▶ _GIVEN INSTRUCTION_:
Pick out all lines of the entries that include the word "this" and copy them.
========================================
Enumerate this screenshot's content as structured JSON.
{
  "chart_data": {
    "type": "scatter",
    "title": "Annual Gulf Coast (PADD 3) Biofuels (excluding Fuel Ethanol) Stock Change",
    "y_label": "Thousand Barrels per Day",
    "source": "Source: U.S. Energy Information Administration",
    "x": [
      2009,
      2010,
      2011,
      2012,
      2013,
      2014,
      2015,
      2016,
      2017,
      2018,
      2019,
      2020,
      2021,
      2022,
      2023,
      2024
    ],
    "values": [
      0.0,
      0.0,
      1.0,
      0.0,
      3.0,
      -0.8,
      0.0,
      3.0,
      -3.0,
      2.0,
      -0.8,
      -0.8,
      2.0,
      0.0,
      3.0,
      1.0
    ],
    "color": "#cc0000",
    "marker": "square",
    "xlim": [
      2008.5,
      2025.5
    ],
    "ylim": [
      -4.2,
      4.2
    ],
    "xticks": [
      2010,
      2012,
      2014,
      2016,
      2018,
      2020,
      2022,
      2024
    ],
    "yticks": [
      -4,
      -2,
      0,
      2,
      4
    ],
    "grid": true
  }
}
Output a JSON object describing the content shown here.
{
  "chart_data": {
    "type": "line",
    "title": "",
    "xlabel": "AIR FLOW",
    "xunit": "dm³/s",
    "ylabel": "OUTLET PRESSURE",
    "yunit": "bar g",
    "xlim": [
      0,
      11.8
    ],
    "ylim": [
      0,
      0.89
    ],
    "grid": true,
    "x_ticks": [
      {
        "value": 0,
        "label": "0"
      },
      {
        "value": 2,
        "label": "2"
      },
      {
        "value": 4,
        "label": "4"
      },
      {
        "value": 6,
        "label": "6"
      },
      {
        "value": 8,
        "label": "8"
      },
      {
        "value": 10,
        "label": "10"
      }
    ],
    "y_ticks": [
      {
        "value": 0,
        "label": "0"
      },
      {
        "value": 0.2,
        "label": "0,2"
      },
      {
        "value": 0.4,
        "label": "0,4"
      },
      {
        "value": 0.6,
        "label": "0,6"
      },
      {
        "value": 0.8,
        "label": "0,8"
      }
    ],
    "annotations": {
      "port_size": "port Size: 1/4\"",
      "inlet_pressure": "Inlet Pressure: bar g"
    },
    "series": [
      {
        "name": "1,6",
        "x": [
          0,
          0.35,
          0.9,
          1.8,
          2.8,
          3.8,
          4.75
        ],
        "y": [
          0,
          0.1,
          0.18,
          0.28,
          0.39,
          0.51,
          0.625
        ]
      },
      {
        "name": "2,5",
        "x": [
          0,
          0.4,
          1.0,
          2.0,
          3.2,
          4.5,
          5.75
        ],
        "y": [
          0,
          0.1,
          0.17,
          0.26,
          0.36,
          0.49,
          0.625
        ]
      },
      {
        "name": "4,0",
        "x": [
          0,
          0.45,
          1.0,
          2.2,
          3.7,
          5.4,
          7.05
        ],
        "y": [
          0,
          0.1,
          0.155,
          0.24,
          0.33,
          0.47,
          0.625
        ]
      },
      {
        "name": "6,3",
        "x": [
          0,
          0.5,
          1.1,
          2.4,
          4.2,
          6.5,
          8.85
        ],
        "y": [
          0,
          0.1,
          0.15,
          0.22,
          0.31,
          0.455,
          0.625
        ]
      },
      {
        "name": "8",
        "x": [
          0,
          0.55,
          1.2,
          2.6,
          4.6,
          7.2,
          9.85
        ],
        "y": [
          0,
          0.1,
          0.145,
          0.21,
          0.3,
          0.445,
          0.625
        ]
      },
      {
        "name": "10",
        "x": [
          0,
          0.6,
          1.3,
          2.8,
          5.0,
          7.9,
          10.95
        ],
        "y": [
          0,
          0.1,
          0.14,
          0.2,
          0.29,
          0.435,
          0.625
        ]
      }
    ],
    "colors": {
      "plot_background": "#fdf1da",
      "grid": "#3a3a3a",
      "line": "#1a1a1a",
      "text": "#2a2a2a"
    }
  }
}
========================================
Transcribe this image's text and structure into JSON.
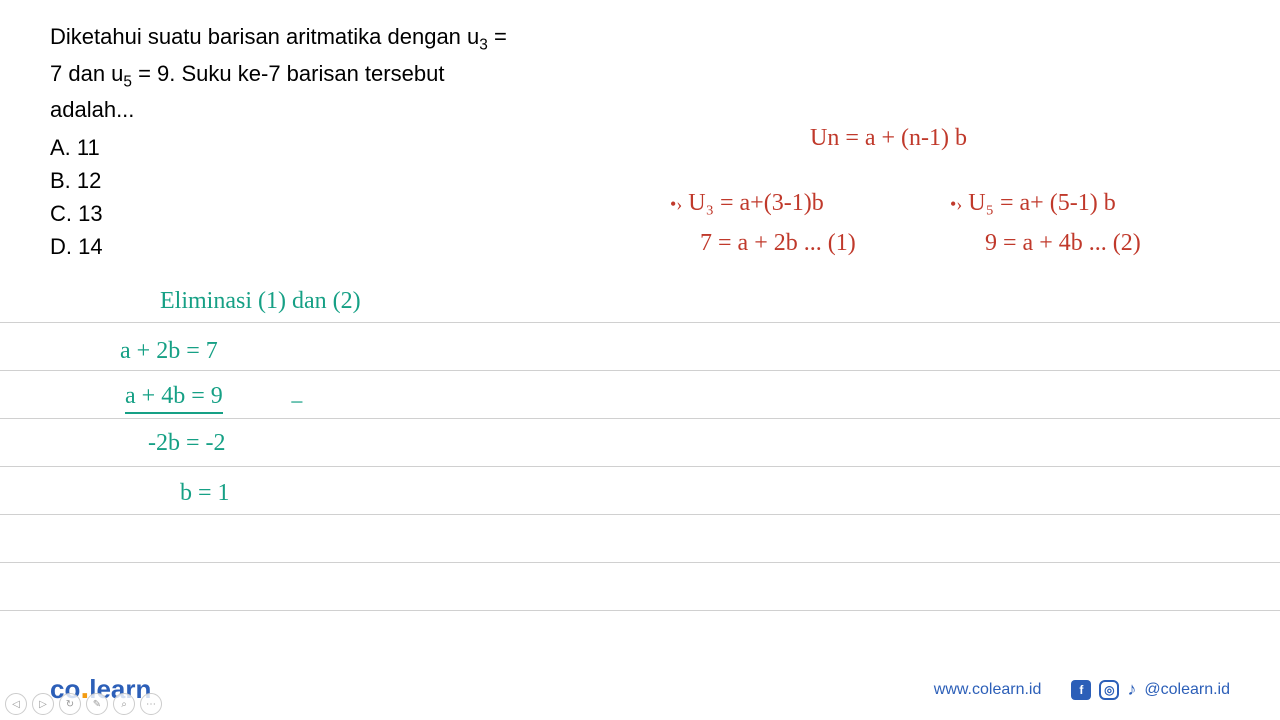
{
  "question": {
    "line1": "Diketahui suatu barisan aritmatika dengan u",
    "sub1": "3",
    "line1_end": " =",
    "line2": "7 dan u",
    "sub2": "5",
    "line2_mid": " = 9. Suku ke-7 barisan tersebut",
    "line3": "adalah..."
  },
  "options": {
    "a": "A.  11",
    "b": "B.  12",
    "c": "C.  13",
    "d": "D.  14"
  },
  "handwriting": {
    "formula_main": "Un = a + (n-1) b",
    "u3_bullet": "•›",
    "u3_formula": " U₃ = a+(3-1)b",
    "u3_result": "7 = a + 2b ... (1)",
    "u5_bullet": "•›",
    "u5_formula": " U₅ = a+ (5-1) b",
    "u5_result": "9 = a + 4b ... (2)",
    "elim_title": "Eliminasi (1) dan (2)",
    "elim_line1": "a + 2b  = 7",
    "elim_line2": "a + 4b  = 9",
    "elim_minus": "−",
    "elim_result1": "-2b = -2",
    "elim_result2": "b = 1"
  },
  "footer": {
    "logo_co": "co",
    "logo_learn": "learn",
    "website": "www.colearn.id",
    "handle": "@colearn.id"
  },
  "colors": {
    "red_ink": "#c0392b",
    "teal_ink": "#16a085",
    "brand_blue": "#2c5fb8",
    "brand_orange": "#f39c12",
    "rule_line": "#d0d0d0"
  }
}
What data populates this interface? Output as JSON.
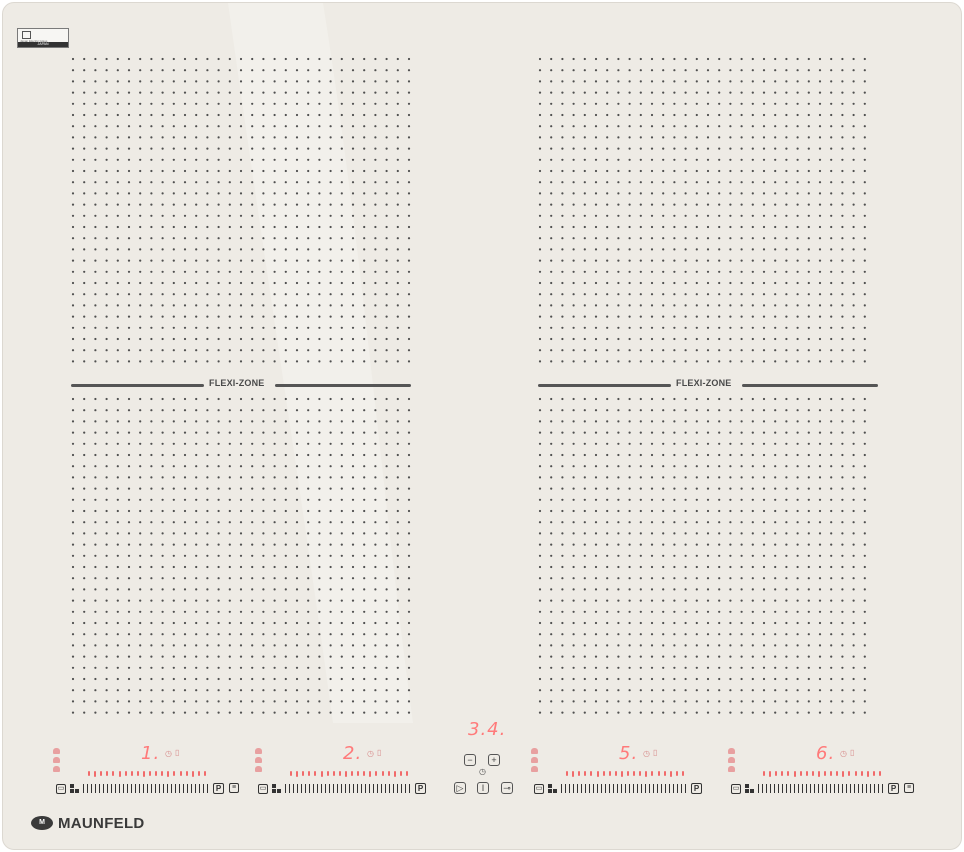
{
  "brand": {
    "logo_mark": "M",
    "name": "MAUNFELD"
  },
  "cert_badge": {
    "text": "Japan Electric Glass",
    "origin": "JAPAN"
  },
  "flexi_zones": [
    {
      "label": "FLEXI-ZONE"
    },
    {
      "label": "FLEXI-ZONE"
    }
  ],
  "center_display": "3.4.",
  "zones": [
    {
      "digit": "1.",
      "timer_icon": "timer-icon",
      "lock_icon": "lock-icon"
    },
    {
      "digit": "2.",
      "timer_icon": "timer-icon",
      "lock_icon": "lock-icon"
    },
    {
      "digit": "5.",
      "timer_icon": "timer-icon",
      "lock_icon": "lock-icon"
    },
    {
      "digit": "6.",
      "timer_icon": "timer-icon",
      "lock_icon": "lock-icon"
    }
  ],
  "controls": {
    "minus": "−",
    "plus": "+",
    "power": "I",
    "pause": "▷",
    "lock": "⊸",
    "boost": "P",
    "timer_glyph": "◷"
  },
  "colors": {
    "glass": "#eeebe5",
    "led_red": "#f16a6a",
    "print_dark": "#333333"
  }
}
========================================
▶ _SOLVED PROBLEM_:
Enumerate this screenshot's content as structured JSON.
Transcribe this image's text and structure into JSON.
What data populates this interface? Output as JSON.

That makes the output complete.